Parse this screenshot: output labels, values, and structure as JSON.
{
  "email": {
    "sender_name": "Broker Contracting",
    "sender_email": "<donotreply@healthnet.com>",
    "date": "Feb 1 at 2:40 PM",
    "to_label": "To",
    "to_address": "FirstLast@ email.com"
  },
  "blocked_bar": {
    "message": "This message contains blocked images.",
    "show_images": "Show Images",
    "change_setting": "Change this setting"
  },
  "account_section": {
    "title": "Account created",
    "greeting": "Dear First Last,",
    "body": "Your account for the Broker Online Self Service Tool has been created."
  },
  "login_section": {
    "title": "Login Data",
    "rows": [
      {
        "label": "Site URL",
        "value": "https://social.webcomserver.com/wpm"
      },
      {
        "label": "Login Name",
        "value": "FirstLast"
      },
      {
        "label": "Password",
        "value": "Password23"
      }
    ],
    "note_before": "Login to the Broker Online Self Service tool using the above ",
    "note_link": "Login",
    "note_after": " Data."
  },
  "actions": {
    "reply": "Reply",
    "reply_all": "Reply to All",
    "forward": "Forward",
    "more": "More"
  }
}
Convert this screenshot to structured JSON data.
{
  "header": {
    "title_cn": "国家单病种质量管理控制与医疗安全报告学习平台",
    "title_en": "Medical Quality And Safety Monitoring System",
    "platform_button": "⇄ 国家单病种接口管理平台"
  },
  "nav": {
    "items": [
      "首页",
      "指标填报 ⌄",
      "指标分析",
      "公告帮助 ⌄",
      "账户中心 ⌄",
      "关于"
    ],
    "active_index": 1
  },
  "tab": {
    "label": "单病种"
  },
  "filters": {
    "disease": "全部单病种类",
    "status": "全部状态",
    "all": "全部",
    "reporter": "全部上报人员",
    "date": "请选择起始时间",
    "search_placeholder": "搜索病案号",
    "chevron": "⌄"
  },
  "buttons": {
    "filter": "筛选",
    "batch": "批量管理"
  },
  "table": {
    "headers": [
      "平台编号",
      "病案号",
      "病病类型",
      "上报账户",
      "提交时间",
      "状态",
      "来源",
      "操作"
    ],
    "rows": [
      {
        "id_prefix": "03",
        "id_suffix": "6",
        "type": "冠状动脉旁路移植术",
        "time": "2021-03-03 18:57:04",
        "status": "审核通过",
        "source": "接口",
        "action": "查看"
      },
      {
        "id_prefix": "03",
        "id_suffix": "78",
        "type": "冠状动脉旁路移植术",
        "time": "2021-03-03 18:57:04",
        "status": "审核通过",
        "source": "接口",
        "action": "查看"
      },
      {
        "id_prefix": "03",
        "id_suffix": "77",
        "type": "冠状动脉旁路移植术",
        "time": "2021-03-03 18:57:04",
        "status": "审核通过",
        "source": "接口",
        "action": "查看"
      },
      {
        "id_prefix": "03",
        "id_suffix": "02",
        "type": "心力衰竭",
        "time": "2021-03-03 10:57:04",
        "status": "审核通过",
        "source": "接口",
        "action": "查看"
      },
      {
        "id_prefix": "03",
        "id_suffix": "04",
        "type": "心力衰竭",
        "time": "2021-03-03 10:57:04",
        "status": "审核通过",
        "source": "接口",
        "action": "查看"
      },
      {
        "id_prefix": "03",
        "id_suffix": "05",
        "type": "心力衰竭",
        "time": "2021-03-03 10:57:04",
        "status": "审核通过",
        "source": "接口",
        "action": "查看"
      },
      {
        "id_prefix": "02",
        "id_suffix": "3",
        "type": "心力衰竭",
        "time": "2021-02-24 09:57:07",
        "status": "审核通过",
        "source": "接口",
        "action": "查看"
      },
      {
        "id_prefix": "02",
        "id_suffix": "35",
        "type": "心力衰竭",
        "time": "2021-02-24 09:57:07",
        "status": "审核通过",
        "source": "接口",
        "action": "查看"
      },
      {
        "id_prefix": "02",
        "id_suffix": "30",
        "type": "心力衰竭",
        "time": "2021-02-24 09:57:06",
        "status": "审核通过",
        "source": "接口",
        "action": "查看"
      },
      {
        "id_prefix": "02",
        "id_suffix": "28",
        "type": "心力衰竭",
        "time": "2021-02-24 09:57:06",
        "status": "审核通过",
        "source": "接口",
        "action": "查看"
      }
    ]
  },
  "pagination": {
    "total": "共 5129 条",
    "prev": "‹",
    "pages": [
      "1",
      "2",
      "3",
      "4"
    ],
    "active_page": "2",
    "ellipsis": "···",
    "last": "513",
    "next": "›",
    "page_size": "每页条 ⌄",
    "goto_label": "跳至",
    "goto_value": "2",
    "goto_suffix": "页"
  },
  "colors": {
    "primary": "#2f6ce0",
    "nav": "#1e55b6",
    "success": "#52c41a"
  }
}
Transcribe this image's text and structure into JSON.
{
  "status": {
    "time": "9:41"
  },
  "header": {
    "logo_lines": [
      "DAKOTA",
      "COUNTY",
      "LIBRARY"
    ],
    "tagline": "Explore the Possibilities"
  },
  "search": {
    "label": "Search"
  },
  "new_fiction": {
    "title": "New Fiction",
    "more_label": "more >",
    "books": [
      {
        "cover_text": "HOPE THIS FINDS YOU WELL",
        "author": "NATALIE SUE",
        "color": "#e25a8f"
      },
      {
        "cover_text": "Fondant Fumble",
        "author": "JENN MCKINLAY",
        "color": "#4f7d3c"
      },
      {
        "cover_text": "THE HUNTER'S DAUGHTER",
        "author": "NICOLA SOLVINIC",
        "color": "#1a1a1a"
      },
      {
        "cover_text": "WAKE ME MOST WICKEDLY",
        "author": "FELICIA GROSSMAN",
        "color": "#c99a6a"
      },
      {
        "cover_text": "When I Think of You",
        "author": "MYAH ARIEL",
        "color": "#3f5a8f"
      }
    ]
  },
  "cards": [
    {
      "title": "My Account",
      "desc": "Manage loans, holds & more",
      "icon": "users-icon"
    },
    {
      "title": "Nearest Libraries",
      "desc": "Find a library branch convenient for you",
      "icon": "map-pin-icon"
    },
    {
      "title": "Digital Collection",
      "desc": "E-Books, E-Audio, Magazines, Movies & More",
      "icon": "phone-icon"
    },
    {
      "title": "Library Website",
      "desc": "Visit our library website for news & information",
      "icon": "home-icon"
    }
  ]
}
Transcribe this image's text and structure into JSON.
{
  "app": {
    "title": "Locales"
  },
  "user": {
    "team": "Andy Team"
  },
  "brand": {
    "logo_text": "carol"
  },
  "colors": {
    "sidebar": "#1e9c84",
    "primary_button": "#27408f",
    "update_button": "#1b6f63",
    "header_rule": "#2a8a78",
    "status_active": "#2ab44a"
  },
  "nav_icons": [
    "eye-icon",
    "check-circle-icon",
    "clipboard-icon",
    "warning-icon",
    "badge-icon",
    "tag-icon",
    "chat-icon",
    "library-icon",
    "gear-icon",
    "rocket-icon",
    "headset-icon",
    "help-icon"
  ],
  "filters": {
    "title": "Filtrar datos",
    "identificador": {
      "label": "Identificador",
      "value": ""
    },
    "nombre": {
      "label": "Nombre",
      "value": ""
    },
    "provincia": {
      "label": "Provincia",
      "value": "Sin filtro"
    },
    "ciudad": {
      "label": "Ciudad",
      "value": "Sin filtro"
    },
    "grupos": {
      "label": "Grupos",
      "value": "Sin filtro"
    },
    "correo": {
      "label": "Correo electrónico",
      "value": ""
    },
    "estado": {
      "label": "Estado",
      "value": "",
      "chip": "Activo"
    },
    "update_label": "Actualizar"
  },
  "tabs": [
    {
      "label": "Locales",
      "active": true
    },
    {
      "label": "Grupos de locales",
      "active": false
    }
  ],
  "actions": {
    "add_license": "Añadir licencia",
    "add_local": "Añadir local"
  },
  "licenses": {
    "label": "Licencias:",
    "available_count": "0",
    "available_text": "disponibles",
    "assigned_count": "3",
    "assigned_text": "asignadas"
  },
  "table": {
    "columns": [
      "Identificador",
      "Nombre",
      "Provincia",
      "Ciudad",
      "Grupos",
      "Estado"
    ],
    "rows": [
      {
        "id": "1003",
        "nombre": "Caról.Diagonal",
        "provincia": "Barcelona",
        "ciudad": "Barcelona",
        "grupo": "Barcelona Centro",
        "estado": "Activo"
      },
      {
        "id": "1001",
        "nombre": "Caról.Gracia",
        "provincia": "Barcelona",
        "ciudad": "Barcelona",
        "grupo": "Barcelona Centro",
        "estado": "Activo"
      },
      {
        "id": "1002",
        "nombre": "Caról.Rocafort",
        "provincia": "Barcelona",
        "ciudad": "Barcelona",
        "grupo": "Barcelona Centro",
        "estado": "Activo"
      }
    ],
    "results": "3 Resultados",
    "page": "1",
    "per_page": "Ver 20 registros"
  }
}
******
**Instructions for the task:**
Pull out every line holding "Self" from the records above, and copy it.

**Task output:**
    "body": "Your account for the Broker Online Self Service Tool has been created."
    "note_before": "Login to the Broker Online Self Service tool using the above ",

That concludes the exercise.